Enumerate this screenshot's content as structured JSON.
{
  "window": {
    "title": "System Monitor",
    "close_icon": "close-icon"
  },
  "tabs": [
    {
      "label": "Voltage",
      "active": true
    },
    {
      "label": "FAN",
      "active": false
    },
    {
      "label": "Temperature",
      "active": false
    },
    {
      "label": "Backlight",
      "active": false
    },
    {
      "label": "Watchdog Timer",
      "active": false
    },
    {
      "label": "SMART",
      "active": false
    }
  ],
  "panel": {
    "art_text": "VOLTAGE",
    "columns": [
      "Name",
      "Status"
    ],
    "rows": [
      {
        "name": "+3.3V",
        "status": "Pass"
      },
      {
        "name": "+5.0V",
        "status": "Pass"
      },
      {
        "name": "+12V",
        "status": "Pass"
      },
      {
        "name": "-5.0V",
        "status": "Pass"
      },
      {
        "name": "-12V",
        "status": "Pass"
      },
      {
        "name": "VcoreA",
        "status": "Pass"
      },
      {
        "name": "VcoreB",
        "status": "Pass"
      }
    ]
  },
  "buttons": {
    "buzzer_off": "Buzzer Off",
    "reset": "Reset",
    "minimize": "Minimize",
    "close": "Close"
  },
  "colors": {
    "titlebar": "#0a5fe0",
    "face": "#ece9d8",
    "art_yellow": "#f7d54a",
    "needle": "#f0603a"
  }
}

-=-=-

GIVEN PROBLEM: Copy every line in the listing above where the string "label" turns up.

THE SOLUTION:
      "label": "Voltage",
      "label": "FAN",
      "label": "Temperature",
      "label": "Backlight",
      "label": "Watchdog Timer",
      "label": "SMART",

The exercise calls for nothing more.